» Records for processing:

::::

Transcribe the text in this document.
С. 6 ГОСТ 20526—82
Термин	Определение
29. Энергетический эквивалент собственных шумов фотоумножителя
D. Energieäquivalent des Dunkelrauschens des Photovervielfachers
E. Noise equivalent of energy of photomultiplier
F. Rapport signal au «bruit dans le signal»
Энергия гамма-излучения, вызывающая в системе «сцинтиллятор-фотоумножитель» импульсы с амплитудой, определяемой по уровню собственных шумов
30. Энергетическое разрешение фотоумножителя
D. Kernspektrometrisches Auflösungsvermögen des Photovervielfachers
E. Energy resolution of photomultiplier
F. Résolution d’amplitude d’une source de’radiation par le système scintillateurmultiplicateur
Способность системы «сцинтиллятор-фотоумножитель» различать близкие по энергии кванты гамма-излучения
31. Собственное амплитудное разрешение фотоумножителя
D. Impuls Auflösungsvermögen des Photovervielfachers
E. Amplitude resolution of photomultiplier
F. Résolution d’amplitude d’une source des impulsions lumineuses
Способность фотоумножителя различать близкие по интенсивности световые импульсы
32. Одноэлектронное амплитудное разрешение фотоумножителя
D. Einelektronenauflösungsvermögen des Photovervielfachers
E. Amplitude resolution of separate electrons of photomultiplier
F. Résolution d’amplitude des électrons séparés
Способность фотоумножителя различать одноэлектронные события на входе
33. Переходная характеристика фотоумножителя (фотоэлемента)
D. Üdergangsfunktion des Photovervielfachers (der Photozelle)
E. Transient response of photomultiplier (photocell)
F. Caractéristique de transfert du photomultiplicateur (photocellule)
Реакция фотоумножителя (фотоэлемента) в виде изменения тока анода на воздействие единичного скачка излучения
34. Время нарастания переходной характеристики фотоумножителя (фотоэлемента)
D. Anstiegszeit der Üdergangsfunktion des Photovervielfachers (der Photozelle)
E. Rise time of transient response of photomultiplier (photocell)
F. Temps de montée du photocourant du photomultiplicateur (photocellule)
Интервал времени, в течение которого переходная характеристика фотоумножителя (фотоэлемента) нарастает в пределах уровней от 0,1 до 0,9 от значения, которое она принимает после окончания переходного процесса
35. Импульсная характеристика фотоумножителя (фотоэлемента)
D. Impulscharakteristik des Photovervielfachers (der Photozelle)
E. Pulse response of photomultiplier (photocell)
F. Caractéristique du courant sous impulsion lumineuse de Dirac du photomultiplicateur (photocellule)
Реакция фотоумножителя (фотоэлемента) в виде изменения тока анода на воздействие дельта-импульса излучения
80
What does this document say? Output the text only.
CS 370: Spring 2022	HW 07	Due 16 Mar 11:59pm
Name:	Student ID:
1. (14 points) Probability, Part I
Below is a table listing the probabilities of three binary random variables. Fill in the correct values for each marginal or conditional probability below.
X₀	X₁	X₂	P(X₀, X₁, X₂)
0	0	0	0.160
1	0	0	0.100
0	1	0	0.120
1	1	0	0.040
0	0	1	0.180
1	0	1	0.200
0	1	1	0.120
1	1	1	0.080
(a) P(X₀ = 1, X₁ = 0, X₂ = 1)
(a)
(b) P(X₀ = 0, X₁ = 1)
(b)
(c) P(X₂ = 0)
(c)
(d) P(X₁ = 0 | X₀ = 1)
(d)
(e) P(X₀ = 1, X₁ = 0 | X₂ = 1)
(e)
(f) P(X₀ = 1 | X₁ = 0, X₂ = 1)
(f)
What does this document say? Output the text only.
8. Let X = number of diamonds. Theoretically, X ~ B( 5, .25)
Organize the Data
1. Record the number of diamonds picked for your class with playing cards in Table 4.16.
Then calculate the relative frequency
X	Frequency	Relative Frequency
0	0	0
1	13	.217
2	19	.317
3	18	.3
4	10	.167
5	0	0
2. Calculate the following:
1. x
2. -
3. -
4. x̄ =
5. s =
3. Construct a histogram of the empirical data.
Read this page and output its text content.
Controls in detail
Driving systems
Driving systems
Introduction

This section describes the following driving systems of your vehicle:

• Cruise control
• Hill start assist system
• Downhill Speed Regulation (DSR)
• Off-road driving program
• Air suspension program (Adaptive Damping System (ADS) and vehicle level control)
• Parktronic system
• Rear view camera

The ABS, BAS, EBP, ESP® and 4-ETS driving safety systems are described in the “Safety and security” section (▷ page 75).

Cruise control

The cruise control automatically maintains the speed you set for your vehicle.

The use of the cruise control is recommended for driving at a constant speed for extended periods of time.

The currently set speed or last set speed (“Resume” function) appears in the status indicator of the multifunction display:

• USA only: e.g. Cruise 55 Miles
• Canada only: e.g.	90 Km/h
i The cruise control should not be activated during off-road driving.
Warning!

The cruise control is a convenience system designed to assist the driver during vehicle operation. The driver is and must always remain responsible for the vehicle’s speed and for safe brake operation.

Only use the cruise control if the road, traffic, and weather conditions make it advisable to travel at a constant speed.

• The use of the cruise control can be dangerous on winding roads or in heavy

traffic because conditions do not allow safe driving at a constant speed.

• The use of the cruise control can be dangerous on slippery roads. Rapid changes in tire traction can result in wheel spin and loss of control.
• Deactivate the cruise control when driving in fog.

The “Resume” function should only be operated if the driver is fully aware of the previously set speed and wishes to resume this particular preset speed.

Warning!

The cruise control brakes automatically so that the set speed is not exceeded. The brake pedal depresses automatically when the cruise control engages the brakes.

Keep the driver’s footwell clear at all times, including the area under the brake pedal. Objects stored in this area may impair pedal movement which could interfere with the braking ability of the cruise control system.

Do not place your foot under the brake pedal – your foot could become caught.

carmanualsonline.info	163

::::

» Task statement: Your task is to gather every line with the word "traffic" and copy it.

» Solution:
Only use the cruise control if the road, traffic, and weather conditions make it advisable to travel at a constant speed.
traffic because conditions do not allow safe driving at a constant speed.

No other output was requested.